* _Task directions_:
Your task is to print the material below exactly as presented.

* _Data rows_:
╔══
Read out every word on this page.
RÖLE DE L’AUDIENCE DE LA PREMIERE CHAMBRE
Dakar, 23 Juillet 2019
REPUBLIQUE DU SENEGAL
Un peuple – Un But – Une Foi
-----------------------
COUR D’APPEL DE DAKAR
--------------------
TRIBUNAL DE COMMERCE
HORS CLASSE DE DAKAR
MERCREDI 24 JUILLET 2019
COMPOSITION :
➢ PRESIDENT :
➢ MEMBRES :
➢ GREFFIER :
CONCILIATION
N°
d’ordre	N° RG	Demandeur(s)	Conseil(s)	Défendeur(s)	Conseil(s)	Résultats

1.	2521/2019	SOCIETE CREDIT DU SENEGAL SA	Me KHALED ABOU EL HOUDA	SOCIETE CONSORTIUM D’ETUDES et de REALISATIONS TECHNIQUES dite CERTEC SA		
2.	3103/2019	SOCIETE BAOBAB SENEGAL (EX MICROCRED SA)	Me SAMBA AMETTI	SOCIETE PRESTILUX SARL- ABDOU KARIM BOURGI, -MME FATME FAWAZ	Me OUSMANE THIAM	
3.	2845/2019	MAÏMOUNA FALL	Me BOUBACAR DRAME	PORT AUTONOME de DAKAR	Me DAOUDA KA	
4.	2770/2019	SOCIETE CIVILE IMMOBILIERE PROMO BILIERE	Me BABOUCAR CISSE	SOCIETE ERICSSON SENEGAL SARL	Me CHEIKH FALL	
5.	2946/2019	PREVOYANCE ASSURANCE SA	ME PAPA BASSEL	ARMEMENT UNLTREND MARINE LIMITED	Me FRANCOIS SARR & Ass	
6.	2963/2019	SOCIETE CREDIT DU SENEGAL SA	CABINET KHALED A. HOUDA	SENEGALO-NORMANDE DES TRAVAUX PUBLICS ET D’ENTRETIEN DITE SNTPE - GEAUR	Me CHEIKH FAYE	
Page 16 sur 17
╚══
* _The result_:
Read out every word on this page.
RÖLE DE L’AUDIENCE DE LA PREMIERE CHAMBRE
Dakar, 23 Juillet 2019
REPUBLIQUE DU SENEGAL
Un peuple – Un But – Une Foi
-----------------------
COUR D’APPEL DE DAKAR
--------------------
TRIBUNAL DE COMMERCE
HORS CLASSE DE DAKAR
MERCREDI 24 JUILLET 2019
COMPOSITION :
➢ PRESIDENT :
➢ MEMBRES :
➢ GREFFIER :
CONCILIATION
N°
d’ordre	N° RG	Demandeur(s)	Conseil(s)	Défendeur(s)	Conseil(s)	Résultats

1.	2521/2019	SOCIETE CREDIT DU SENEGAL SA	Me KHALED ABOU EL HOUDA	SOCIETE CONSORTIUM D’ETUDES et de REALISATIONS TECHNIQUES dite CERTEC SA		
2.	3103/2019	SOCIETE BAOBAB SENEGAL (EX MICROCRED SA)	Me SAMBA AMETTI	SOCIETE PRESTILUX SARL- ABDOU KARIM BOURGI, -MME FATME FAWAZ	Me OUSMANE THIAM	
3.	2845/2019	MAÏMOUNA FALL	Me BOUBACAR DRAME	PORT AUTONOME de DAKAR	Me DAOUDA KA	
4.	2770/2019	SOCIETE CIVILE IMMOBILIERE PROMO BILIERE	Me BABOUCAR CISSE	SOCIETE ERICSSON SENEGAL SARL	Me CHEIKH FALL	
5.	2946/2019	PREVOYANCE ASSURANCE SA	ME PAPA BASSEL	ARMEMENT UNLTREND MARINE LIMITED	Me FRANCOIS SARR & Ass	
6.	2963/2019	SOCIETE CREDIT DU SENEGAL SA	CABINET KHALED A. HOUDA	SENEGALO-NORMANDE DES TRAVAUX PUBLICS ET D’ENTRETIEN DITE SNTPE - GEAUR	Me CHEIKH FAYE	
Page 16 sur 17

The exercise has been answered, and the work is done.